• Data in this exercise
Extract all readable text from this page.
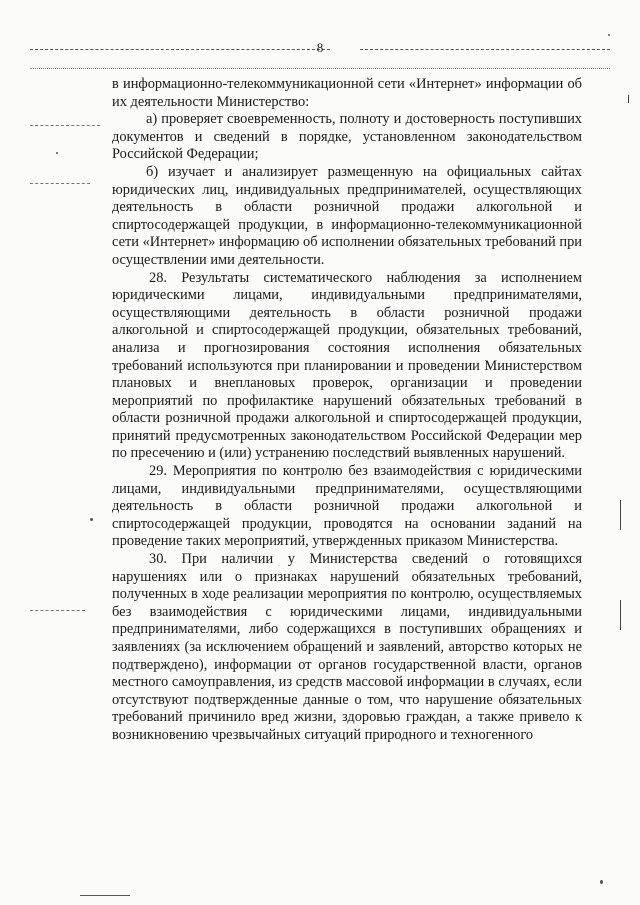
8

в информационно-телекоммуникационной сети «Интернет» информации об их деятельности Министерство:

а) проверяет своевременность, полноту и достоверность поступивших документов и сведений в порядке, установленном законодательством Российской Федерации;

б) изучает и анализирует размещенную на официальных сайтах юридических лиц, индивидуальных предпринимателей, осуществляющих деятельность в области розничной продажи алкогольной и спиртосодержащей продукции, в информационно-телекоммуникационной сети «Интернет» информацию об исполнении обязательных требований при осуществлении ими деятельности.

28. Результаты систематического наблюдения за исполнением юридическими лицами, индивидуальными предпринимателями, осуществляющими деятельность в области розничной продажи алкогольной и спиртосодержащей продукции, обязательных требований, анализа и прогнозирования состояния исполнения обязательных требований используются при планировании и проведении Министерством плановых и внеплановых проверок, организации и проведении мероприятий по профилактике нарушений обязательных требований в области розничной продажи алкогольной и спиртосодержащей продукции, принятий предусмотренных законодательством Российской Федерации мер по пресечению и (или) устранению последствий выявленных нарушений.

29. Мероприятия по контролю без взаимодействия с юридическими лицами, индивидуальными предпринимателями, осуществляющими деятельность в области розничной продажи алкогольной и спиртосодержащей продукции, проводятся на основании заданий на проведение таких мероприятий, утвержденных приказом Министерства.

30. При наличии у Министерства сведений о готовящихся нарушениях или о признаках нарушений обязательных требований, полученных в ходе реализации мероприятия по контролю, осуществляемых без взаимодействия с юридическими лицами, индивидуальными предпринимателями, либо содержащихся в поступивших обращениях и заявлениях (за исключением обращений и заявлений, авторство которых не подтверждено), информации от органов государственной власти, органов местного самоуправления, из средств массовой информации в случаях, если отсутствуют подтвержденные данные о том, что нарушение обязательных требований причинило вред жизни, здоровью граждан, а также привело к возникновению чрезвычайных ситуаций природного и техногенного
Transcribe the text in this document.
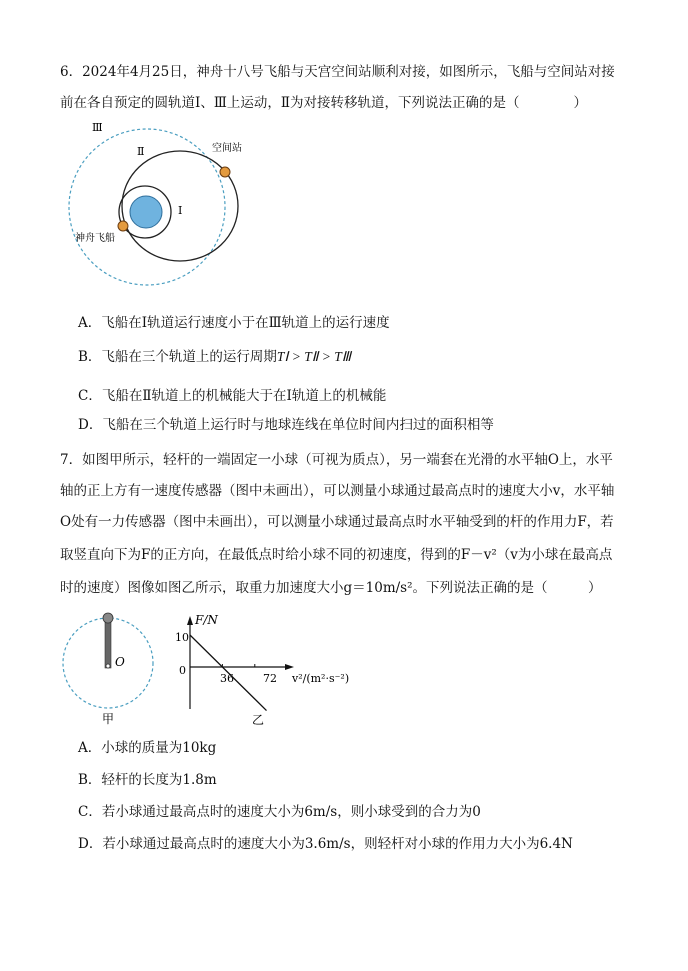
6．2024年4月25日，神舟十八号飞船与天宫空间站顺利对接，如图所示，飞船与空间站对接
前在各自预定的圆轨道Ⅰ、Ⅲ上运动，Ⅱ为对接转移轨道，下列说法正确的是（　　　　）
Ⅲ
Ⅱ
Ⅰ
空间站
神舟飞船
A．飞船在Ⅰ轨道运行速度小于在Ⅲ轨道上的运行速度
B．飞船在三个轨道上的运行周期TⅠ > TⅡ > TⅢ
C．飞船在Ⅱ轨道上的机械能大于在Ⅰ轨道上的机械能
D．飞船在三个轨道上运行时与地球连线在单位时间内扫过的面积相等
7．如图甲所示，轻杆的一端固定一小球（可视为质点），另一端套在光滑的水平轴O上，水平
轴的正上方有一速度传感器（图中未画出），可以测量小球通过最高点时的速度大小v，水平轴
O处有一力传感器（图中未画出），可以测量小球通过最高点时水平轴受到的杆的作用力F，若
取竖直向下为F的正方向，在最低点时给小球不同的初速度，得到的F－v²（v为小球在最高点
时的速度）图像如图乙所示，取重力加速度大小g＝10m/s²。下列说法正确的是（　　　）
O
甲
F/N
v²/(m²·s⁻²)
10
0
36	72
乙
A．小球的质量为10kg
B．轻杆的长度为1.8m
C．若小球通过最高点时的速度大小为6m/s，则小球受到的合力为0
D．若小球通过最高点时的速度大小为3.6m/s，则轻杆对小球的作用力大小为6.4N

• Task to carry out
Read the entries above, then pull out the lines that include "сети".

• Written response
в информационно-телекоммуникационной сети «Интернет» информации об их деятельности Министерство:
б) изучает и анализирует размещенную на официальных сайтах юридических лиц, индивидуальных предпринимателей, осуществляющих деятельность в области розничной продажи алкогольной и спиртосодержащей продукции, в информационно-телекоммуникационной сети «Интернет» информацию об исполнении обязательных требований при осуществлении ими деятельности.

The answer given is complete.